◆ **DIRECTIONS FOR THIS TASK**
Determine the number of lines in these entries that hold the word "AGINCOURT". Give the number and nothing more.

####

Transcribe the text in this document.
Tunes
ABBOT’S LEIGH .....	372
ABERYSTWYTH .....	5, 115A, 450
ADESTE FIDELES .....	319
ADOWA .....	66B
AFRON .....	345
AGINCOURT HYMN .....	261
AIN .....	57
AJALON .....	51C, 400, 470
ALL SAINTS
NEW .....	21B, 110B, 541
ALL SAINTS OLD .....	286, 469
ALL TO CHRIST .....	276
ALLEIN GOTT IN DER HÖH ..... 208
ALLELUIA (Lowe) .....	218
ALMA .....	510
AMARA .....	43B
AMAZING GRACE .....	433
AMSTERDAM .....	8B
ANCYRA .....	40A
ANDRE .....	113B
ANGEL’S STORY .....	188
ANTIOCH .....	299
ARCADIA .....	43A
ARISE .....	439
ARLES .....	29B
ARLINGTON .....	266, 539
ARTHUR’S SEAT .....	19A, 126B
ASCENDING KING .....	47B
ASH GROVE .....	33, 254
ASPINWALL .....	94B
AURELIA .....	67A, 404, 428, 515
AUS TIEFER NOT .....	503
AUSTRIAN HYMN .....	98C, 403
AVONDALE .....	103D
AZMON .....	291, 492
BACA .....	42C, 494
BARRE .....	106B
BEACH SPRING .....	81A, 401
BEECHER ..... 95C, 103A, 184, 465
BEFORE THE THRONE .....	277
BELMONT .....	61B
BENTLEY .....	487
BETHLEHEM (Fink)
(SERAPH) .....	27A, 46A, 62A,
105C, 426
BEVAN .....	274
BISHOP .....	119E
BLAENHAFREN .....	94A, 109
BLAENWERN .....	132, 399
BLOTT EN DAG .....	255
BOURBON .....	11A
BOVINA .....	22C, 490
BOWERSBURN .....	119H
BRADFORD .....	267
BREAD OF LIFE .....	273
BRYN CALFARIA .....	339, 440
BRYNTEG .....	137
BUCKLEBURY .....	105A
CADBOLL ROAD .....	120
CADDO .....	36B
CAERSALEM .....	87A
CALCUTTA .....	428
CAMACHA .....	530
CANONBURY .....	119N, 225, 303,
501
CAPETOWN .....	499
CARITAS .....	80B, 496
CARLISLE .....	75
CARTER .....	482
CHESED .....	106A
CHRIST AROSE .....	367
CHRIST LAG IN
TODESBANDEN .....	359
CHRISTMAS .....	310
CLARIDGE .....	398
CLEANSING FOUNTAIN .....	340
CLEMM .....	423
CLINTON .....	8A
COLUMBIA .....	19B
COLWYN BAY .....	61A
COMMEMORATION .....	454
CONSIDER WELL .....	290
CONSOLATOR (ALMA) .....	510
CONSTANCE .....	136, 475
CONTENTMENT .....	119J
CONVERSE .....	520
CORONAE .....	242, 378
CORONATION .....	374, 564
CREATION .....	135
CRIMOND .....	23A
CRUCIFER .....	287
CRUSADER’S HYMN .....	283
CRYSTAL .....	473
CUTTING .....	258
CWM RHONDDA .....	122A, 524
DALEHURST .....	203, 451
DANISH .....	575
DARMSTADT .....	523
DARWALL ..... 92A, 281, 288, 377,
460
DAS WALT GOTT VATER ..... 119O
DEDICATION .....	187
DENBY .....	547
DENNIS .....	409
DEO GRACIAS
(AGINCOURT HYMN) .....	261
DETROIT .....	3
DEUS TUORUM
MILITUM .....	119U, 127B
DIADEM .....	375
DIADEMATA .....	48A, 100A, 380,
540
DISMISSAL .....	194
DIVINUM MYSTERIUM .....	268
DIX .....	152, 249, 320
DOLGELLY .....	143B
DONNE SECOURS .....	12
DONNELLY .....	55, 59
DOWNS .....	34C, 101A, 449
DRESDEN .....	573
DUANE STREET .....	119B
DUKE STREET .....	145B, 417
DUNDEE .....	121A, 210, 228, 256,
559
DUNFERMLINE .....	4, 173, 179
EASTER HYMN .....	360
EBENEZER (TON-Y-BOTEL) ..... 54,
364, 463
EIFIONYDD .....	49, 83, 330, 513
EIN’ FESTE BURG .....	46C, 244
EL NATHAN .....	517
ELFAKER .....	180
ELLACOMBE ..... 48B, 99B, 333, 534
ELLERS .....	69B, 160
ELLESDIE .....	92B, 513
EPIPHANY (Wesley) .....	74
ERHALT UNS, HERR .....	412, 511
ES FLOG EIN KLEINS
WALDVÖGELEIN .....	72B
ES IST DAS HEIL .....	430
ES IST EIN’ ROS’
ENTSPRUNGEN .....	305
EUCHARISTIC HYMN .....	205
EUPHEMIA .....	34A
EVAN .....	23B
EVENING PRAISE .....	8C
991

####

◆ **ANSWER IN FULL**
2